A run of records
══════════════════════════════
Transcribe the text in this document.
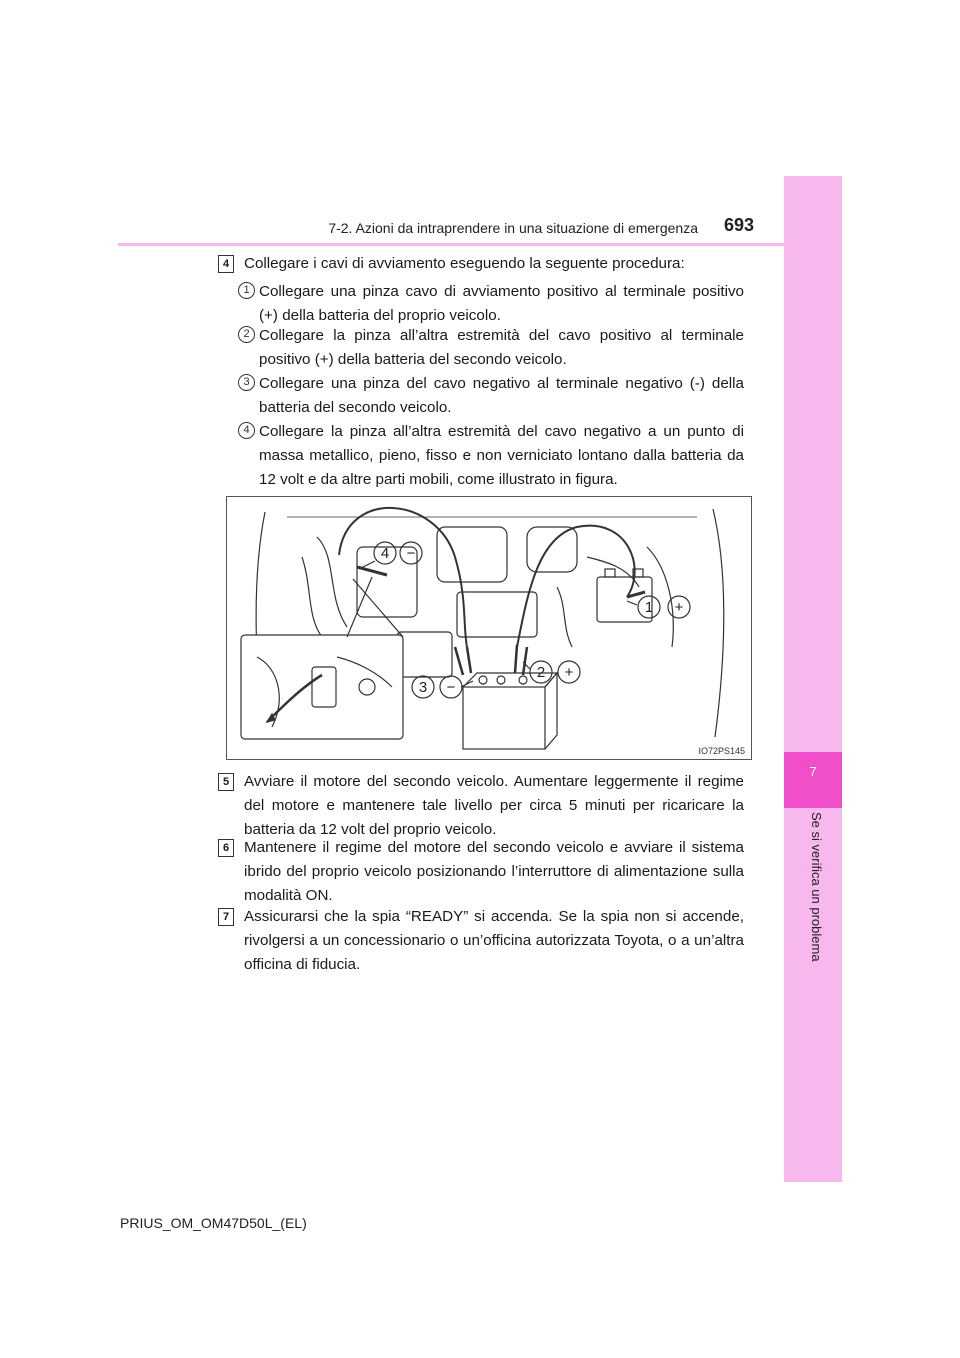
7
Se si verifica un problema
7-2. Azioni da intraprendere in una situazione di emergenza 693
4 Collegare i cavi di avviamento eseguendo la seguente procedura:
1 Collegare una pinza cavo di avviamento positivo al terminale positivo (+) della batteria del proprio veicolo.
2 Collegare la pinza all’altra estremità del cavo positivo al terminale positivo (+) della batteria del secondo veicolo.
3 Collegare una pinza del cavo negativo al terminale negativo (-) della batteria del secondo veicolo.
4 Collegare la pinza all’altra estremità del cavo negativo a un punto di massa metallico, pieno, fisso e non verniciato lontano dalla batteria da 12 volt e da altre parti mobili, come illustrato in figura.
4 −
1 +
2 +
3 −
IO72PS145
5 Avviare il motore del secondo veicolo. Aumentare leggermente il regime del motore e mantenere tale livello per circa 5 minuti per ricaricare la batteria da 12 volt del proprio veicolo.
6 Mantenere il regime del motore del secondo veicolo e avviare il sistema ibrido del proprio veicolo posizionando l’interruttore di alimentazione sulla modalità ON.
7 Assicurarsi che la spia “READY” si accenda. Se la spia non si accende, rivolgersi a un concessionario o un’officina autorizzata Toyota, o a un’altra officina di fiducia.
PRIUS_OM_OM47D50L_(EL)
══════════════════════════════
▸ **REQUEST**
Copy the data exactly. Any picture it contains is to be omitted.

▸ **WRITTEN REPLY**
Transcribe the text in this document.
7
Se si verifica un problema
7-2. Azioni da intraprendere in una situazione di emergenza 693
4 Collegare i cavi di avviamento eseguendo la seguente procedura:
1 Collegare una pinza cavo di avviamento positivo al terminale positivo (+) della batteria del proprio veicolo.
2 Collegare la pinza all’altra estremità del cavo positivo al terminale positivo (+) della batteria del secondo veicolo.
3 Collegare una pinza del cavo negativo al terminale negativo (-) della batteria del secondo veicolo.
4 Collegare la pinza all’altra estremità del cavo negativo a un punto di massa metallico, pieno, fisso e non verniciato lontano dalla batteria da 12 volt e da altre parti mobili, come illustrato in figura.
4 −
1 +
2 +
3 −
IO72PS145
5 Avviare il motore del secondo veicolo. Aumentare leggermente il regime del motore e mantenere tale livello per circa 5 minuti per ricaricare la batteria da 12 volt del proprio veicolo.
6 Mantenere il regime del motore del secondo veicolo e avviare il sistema ibrido del proprio veicolo posizionando l’interruttore di alimentazione sulla modalità ON.
7 Assicurarsi che la spia “READY” si accenda. Se la spia non si accende, rivolgersi a un concessionario o un’officina autorizzata Toyota, o a un’altra officina di fiducia.
PRIUS_OM_OM47D50L_(EL)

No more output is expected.